A faithful copy is required: transcribe each line below exactly, minus the pictures.

Data extract
· · · ·

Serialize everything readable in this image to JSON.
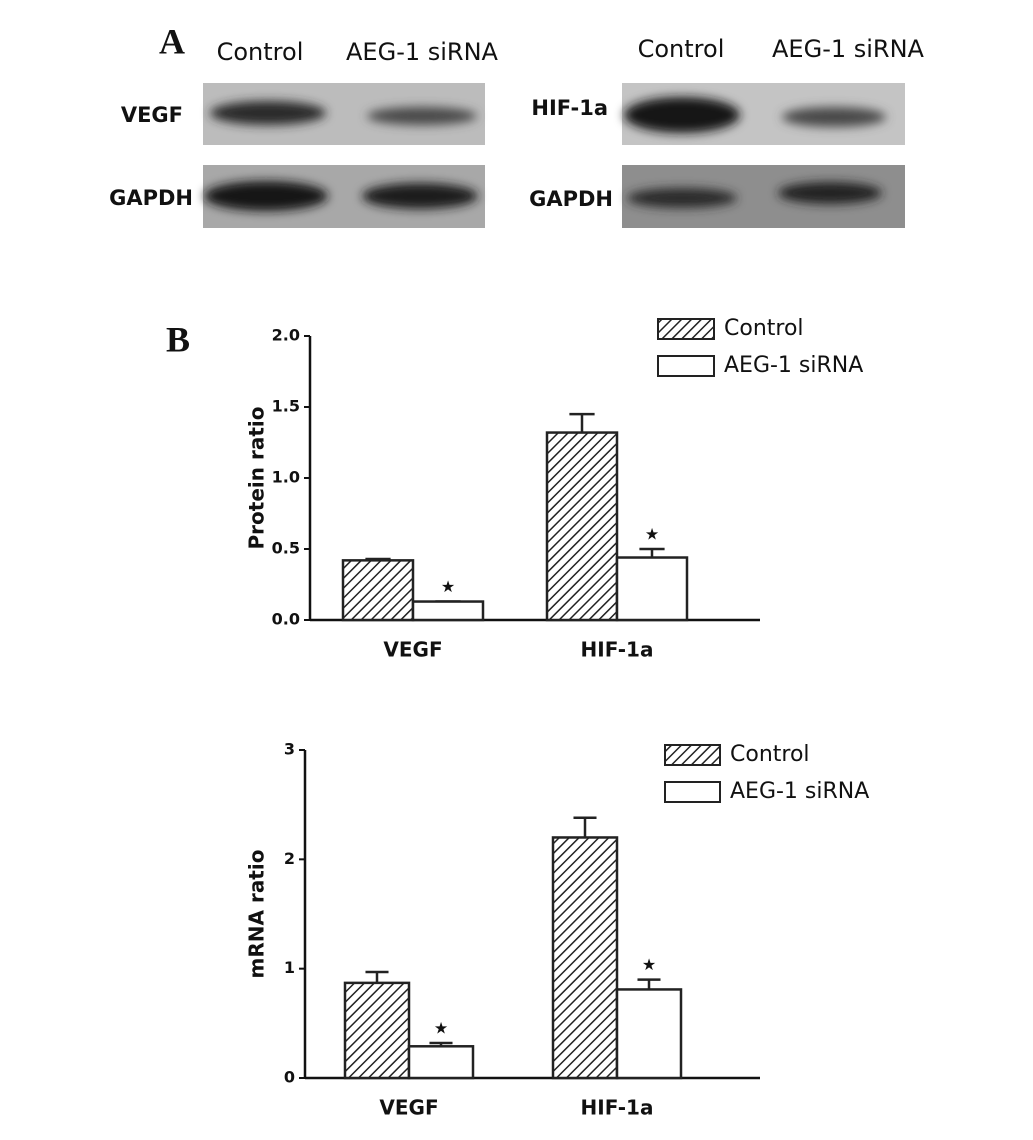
{
  "panel_a": {
    "label": "A",
    "blots": [
      {
        "lanes": [
          "Control",
          "AEG-1 siRNA"
        ],
        "rows": [
          "VEGF",
          "GAPDH"
        ]
      },
      {
        "lanes": [
          "Control",
          "AEG-1 siRNA"
        ],
        "rows": [
          "HIF-1a",
          "GAPDH"
        ]
      }
    ]
  },
  "panel_b": {
    "label": "B"
  },
  "chart_data": [
    {
      "type": "bar",
      "ylabel": "Protein ratio",
      "categories": [
        "VEGF",
        "HIF-1a"
      ],
      "series": [
        {
          "name": "Control",
          "fill": "hatch",
          "color": "#222222",
          "values": [
            0.42,
            1.32
          ],
          "errors": [
            0.01,
            0.13
          ]
        },
        {
          "name": "AEG-1 siRNA",
          "fill": "white",
          "color": "#222222",
          "values": [
            0.13,
            0.44
          ],
          "errors": [
            0.0,
            0.06
          ],
          "labels": [
            "★",
            "★"
          ]
        }
      ],
      "ylim": [
        0,
        2
      ],
      "yticks": [
        {
          "value": 0,
          "label": "0.0"
        },
        0.5,
        {
          "value": 1,
          "label": "1.0"
        },
        1.5,
        {
          "value": 2,
          "label": "2.0"
        }
      ],
      "legend": "upper right"
    },
    {
      "type": "bar",
      "ylabel": "mRNA ratio",
      "categories": [
        "VEGF",
        "HIF-1a"
      ],
      "series": [
        {
          "name": "Control",
          "fill": "hatch",
          "color": "#222222",
          "values": [
            0.87,
            2.2
          ],
          "errors": [
            0.1,
            0.18
          ]
        },
        {
          "name": "AEG-1 siRNA",
          "fill": "white",
          "color": "#222222",
          "values": [
            0.29,
            0.81
          ],
          "errors": [
            0.03,
            0.09
          ],
          "labels": [
            "★",
            "★"
          ]
        }
      ],
      "ylim": [
        0,
        3
      ],
      "yticks": [
        0,
        1,
        2,
        3
      ],
      "legend": "upper right"
    }
  ]
}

· · · ·

Your response
Serialize everything readable in this image to JSON.
{
  "panel_a": {
    "label": "A",
    "blots": [
      {
        "lanes": [
          "Control",
          "AEG-1 siRNA"
        ],
        "rows": [
          "VEGF",
          "GAPDH"
        ]
      },
      {
        "lanes": [
          "Control",
          "AEG-1 siRNA"
        ],
        "rows": [
          "HIF-1a",
          "GAPDH"
        ]
      }
    ]
  },
  "panel_b": {
    "label": "B"
  },
  "chart_data": [
    {
      "type": "bar",
      "ylabel": "Protein ratio",
      "categories": [
        "VEGF",
        "HIF-1a"
      ],
      "series": [
        {
          "name": "Control",
          "fill": "hatch",
          "color": "#222222",
          "values": [
            0.42,
            1.32
          ],
          "errors": [
            0.01,
            0.13
          ]
        },
        {
          "name": "AEG-1 siRNA",
          "fill": "white",
          "color": "#222222",
          "values": [
            0.13,
            0.44
          ],
          "errors": [
            0.0,
            0.06
          ],
          "labels": [
            "★",
            "★"
          ]
        }
      ],
      "ylim": [
        0,
        2
      ],
      "yticks": [
        {
          "value": 0,
          "label": "0.0"
        },
        0.5,
        {
          "value": 1,
          "label": "1.0"
        },
        1.5,
        {
          "value": 2,
          "label": "2.0"
        }
      ],
      "legend": "upper right"
    },
    {
      "type": "bar",
      "ylabel": "mRNA ratio",
      "categories": [
        "VEGF",
        "HIF-1a"
      ],
      "series": [
        {
          "name": "Control",
          "fill": "hatch",
          "color": "#222222",
          "values": [
            0.87,
            2.2
          ],
          "errors": [
            0.1,
            0.18
          ]
        },
        {
          "name": "AEG-1 siRNA",
          "fill": "white",
          "color": "#222222",
          "values": [
            0.29,
            0.81
          ],
          "errors": [
            0.03,
            0.09
          ],
          "labels": [
            "★",
            "★"
          ]
        }
      ],
      "ylim": [
        0,
        3
      ],
      "yticks": [
        0,
        1,
        2,
        3
      ],
      "legend": "upper right"
    }
  ]
}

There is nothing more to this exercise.